[Items listed in a dataset]

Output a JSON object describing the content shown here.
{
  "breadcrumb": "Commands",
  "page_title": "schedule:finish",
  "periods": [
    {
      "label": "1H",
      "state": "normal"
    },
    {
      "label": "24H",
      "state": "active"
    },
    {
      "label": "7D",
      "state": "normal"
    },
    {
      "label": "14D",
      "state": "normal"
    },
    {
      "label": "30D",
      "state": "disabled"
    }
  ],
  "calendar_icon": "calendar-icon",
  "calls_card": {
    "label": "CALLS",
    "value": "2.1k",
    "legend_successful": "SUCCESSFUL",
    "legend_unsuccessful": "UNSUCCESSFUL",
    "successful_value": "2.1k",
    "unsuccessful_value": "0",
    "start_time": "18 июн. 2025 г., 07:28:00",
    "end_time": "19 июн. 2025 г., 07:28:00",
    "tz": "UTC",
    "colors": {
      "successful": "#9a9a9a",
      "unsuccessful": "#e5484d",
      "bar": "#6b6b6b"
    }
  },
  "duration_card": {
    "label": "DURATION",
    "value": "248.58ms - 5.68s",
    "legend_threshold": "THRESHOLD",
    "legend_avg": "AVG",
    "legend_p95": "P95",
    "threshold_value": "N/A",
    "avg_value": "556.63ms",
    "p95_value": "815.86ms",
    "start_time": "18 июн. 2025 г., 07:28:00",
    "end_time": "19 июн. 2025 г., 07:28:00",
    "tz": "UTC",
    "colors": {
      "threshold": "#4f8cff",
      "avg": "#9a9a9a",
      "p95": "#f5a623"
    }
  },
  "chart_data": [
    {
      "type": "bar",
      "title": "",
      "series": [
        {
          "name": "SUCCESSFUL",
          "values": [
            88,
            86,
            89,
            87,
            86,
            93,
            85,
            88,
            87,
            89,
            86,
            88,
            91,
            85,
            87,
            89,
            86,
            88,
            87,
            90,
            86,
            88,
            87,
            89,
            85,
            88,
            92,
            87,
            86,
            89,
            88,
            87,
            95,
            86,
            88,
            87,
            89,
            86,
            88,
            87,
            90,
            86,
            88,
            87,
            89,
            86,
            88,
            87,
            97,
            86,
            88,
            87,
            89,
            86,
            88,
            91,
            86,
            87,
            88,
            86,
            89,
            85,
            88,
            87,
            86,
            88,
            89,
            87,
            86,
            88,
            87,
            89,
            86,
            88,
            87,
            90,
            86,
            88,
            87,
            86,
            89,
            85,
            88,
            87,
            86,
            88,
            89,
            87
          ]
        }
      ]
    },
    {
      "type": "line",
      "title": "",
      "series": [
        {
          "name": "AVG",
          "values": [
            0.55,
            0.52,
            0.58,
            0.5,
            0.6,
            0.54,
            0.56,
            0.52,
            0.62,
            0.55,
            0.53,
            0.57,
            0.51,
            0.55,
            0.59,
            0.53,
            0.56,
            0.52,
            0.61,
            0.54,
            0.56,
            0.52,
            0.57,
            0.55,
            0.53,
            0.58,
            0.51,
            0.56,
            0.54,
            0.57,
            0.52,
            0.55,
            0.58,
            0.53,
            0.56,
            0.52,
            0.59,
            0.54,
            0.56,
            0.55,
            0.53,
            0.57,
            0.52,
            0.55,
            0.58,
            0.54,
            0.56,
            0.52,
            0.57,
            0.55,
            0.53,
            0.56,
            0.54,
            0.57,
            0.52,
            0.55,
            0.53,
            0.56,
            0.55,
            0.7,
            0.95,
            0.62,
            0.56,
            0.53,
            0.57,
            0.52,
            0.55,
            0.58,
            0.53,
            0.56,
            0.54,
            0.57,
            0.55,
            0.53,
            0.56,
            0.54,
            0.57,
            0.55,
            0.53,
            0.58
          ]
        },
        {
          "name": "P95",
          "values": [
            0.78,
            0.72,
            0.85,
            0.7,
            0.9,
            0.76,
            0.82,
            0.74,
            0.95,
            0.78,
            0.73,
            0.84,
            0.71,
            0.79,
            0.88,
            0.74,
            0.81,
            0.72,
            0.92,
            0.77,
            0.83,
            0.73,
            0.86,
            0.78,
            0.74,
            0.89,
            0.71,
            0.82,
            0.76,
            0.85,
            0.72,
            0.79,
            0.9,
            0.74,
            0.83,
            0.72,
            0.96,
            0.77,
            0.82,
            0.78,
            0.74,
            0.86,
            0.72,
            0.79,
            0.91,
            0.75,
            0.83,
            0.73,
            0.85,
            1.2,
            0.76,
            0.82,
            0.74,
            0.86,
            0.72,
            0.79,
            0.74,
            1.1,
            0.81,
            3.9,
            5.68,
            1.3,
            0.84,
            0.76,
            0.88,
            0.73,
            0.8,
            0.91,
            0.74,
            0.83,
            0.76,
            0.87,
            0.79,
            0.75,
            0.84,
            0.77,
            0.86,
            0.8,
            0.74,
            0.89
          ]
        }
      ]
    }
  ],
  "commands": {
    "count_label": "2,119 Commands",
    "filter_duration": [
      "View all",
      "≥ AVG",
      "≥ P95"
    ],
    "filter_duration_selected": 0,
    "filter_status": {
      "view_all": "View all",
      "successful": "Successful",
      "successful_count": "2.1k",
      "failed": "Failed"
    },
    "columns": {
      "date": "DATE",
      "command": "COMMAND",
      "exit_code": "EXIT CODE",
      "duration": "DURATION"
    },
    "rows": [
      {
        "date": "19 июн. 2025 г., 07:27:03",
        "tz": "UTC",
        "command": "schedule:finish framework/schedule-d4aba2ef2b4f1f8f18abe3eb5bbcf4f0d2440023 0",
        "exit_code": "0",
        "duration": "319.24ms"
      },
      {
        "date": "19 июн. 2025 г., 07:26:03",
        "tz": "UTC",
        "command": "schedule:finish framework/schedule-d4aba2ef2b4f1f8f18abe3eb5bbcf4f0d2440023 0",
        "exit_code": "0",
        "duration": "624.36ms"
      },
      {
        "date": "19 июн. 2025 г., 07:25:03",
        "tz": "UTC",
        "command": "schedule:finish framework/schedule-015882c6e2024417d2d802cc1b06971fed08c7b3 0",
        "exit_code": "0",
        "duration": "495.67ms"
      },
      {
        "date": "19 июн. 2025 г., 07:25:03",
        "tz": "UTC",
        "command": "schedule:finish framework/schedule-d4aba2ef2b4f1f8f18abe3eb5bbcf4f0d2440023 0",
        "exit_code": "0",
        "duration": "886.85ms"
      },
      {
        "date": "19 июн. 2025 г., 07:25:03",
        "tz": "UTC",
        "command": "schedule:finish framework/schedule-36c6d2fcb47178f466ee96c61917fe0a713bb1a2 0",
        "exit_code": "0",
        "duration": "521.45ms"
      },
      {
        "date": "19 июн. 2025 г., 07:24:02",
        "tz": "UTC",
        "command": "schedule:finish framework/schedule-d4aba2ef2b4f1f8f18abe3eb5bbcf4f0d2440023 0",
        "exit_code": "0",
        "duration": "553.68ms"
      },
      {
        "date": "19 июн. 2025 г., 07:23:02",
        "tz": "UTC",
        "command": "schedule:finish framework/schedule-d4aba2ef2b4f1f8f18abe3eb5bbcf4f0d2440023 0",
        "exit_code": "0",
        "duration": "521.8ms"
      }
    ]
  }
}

• _The request_:
Set out the complete listing exactly as shown.

• _Exercise result_:
Output a JSON object describing the content shown here.
{
  "breadcrumb": "Commands",
  "page_title": "schedule:finish",
  "periods": [
    {
      "label": "1H",
      "state": "normal"
    },
    {
      "label": "24H",
      "state": "active"
    },
    {
      "label": "7D",
      "state": "normal"
    },
    {
      "label": "14D",
      "state": "normal"
    },
    {
      "label": "30D",
      "state": "disabled"
    }
  ],
  "calendar_icon": "calendar-icon",
  "calls_card": {
    "label": "CALLS",
    "value": "2.1k",
    "legend_successful": "SUCCESSFUL",
    "legend_unsuccessful": "UNSUCCESSFUL",
    "successful_value": "2.1k",
    "unsuccessful_value": "0",
    "start_time": "18 июн. 2025 г., 07:28:00",
    "end_time": "19 июн. 2025 г., 07:28:00",
    "tz": "UTC",
    "colors": {
      "successful": "#9a9a9a",
      "unsuccessful": "#e5484d",
      "bar": "#6b6b6b"
    }
  },
  "duration_card": {
    "label": "DURATION",
    "value": "248.58ms - 5.68s",
    "legend_threshold": "THRESHOLD",
    "legend_avg": "AVG",
    "legend_p95": "P95",
    "threshold_value": "N/A",
    "avg_value": "556.63ms",
    "p95_value": "815.86ms",
    "start_time": "18 июн. 2025 г., 07:28:00",
    "end_time": "19 июн. 2025 г., 07:28:00",
    "tz": "UTC",
    "colors": {
      "threshold": "#4f8cff",
      "avg": "#9a9a9a",
      "p95": "#f5a623"
    }
  },
  "chart_data": [
    {
      "type": "bar",
      "title": "",
      "series": [
        {
          "name": "SUCCESSFUL",
          "values": [
            88,
            86,
            89,
            87,
            86,
            93,
            85,
            88,
            87,
            89,
            86,
            88,
            91,
            85,
            87,
            89,
            86,
            88,
            87,
            90,
            86,
            88,
            87,
            89,
            85,
            88,
            92,
            87,
            86,
            89,
            88,
            87,
            95,
            86,
            88,
            87,
            89,
            86,
            88,
            87,
            90,
            86,
            88,
            87,
            89,
            86,
            88,
            87,
            97,
            86,
            88,
            87,
            89,
            86,
            88,
            91,
            86,
            87,
            88,
            86,
            89,
            85,
            88,
            87,
            86,
            88,
            89,
            87,
            86,
            88,
            87,
            89,
            86,
            88,
            87,
            90,
            86,
            88,
            87,
            86,
            89,
            85,
            88,
            87,
            86,
            88,
            89,
            87
          ]
        }
      ]
    },
    {
      "type": "line",
      "title": "",
      "series": [
        {
          "name": "AVG",
          "values": [
            0.55,
            0.52,
            0.58,
            0.5,
            0.6,
            0.54,
            0.56,
            0.52,
            0.62,
            0.55,
            0.53,
            0.57,
            0.51,
            0.55,
            0.59,
            0.53,
            0.56,
            0.52,
            0.61,
            0.54,
            0.56,
            0.52,
            0.57,
            0.55,
            0.53,
            0.58,
            0.51,
            0.56,
            0.54,
            0.57,
            0.52,
            0.55,
            0.58,
            0.53,
            0.56,
            0.52,
            0.59,
            0.54,
            0.56,
            0.55,
            0.53,
            0.57,
            0.52,
            0.55,
            0.58,
            0.54,
            0.56,
            0.52,
            0.57,
            0.55,
            0.53,
            0.56,
            0.54,
            0.57,
            0.52,
            0.55,
            0.53,
            0.56,
            0.55,
            0.7,
            0.95,
            0.62,
            0.56,
            0.53,
            0.57,
            0.52,
            0.55,
            0.58,
            0.53,
            0.56,
            0.54,
            0.57,
            0.55,
            0.53,
            0.56,
            0.54,
            0.57,
            0.55,
            0.53,
            0.58
          ]
        },
        {
          "name": "P95",
          "values": [
            0.78,
            0.72,
            0.85,
            0.7,
            0.9,
            0.76,
            0.82,
            0.74,
            0.95,
            0.78,
            0.73,
            0.84,
            0.71,
            0.79,
            0.88,
            0.74,
            0.81,
            0.72,
            0.92,
            0.77,
            0.83,
            0.73,
            0.86,
            0.78,
            0.74,
            0.89,
            0.71,
            0.82,
            0.76,
            0.85,
            0.72,
            0.79,
            0.9,
            0.74,
            0.83,
            0.72,
            0.96,
            0.77,
            0.82,
            0.78,
            0.74,
            0.86,
            0.72,
            0.79,
            0.91,
            0.75,
            0.83,
            0.73,
            0.85,
            1.2,
            0.76,
            0.82,
            0.74,
            0.86,
            0.72,
            0.79,
            0.74,
            1.1,
            0.81,
            3.9,
            5.68,
            1.3,
            0.84,
            0.76,
            0.88,
            0.73,
            0.8,
            0.91,
            0.74,
            0.83,
            0.76,
            0.87,
            0.79,
            0.75,
            0.84,
            0.77,
            0.86,
            0.8,
            0.74,
            0.89
          ]
        }
      ]
    }
  ],
  "commands": {
    "count_label": "2,119 Commands",
    "filter_duration": [
      "View all",
      "≥ AVG",
      "≥ P95"
    ],
    "filter_duration_selected": 0,
    "filter_status": {
      "view_all": "View all",
      "successful": "Successful",
      "successful_count": "2.1k",
      "failed": "Failed"
    },
    "columns": {
      "date": "DATE",
      "command": "COMMAND",
      "exit_code": "EXIT CODE",
      "duration": "DURATION"
    },
    "rows": [
      {
        "date": "19 июн. 2025 г., 07:27:03",
        "tz": "UTC",
        "command": "schedule:finish framework/schedule-d4aba2ef2b4f1f8f18abe3eb5bbcf4f0d2440023 0",
        "exit_code": "0",
        "duration": "319.24ms"
      },
      {
        "date": "19 июн. 2025 г., 07:26:03",
        "tz": "UTC",
        "command": "schedule:finish framework/schedule-d4aba2ef2b4f1f8f18abe3eb5bbcf4f0d2440023 0",
        "exit_code": "0",
        "duration": "624.36ms"
      },
      {
        "date": "19 июн. 2025 г., 07:25:03",
        "tz": "UTC",
        "command": "schedule:finish framework/schedule-015882c6e2024417d2d802cc1b06971fed08c7b3 0",
        "exit_code": "0",
        "duration": "495.67ms"
      },
      {
        "date": "19 июн. 2025 г., 07:25:03",
        "tz": "UTC",
        "command": "schedule:finish framework/schedule-d4aba2ef2b4f1f8f18abe3eb5bbcf4f0d2440023 0",
        "exit_code": "0",
        "duration": "886.85ms"
      },
      {
        "date": "19 июн. 2025 г., 07:25:03",
        "tz": "UTC",
        "command": "schedule:finish framework/schedule-36c6d2fcb47178f466ee96c61917fe0a713bb1a2 0",
        "exit_code": "0",
        "duration": "521.45ms"
      },
      {
        "date": "19 июн. 2025 г., 07:24:02",
        "tz": "UTC",
        "command": "schedule:finish framework/schedule-d4aba2ef2b4f1f8f18abe3eb5bbcf4f0d2440023 0",
        "exit_code": "0",
        "duration": "553.68ms"
      },
      {
        "date": "19 июн. 2025 г., 07:23:02",
        "tz": "UTC",
        "command": "schedule:finish framework/schedule-d4aba2ef2b4f1f8f18abe3eb5bbcf4f0d2440023 0",
        "exit_code": "0",
        "duration": "521.8ms"
      }
    ]
  }
}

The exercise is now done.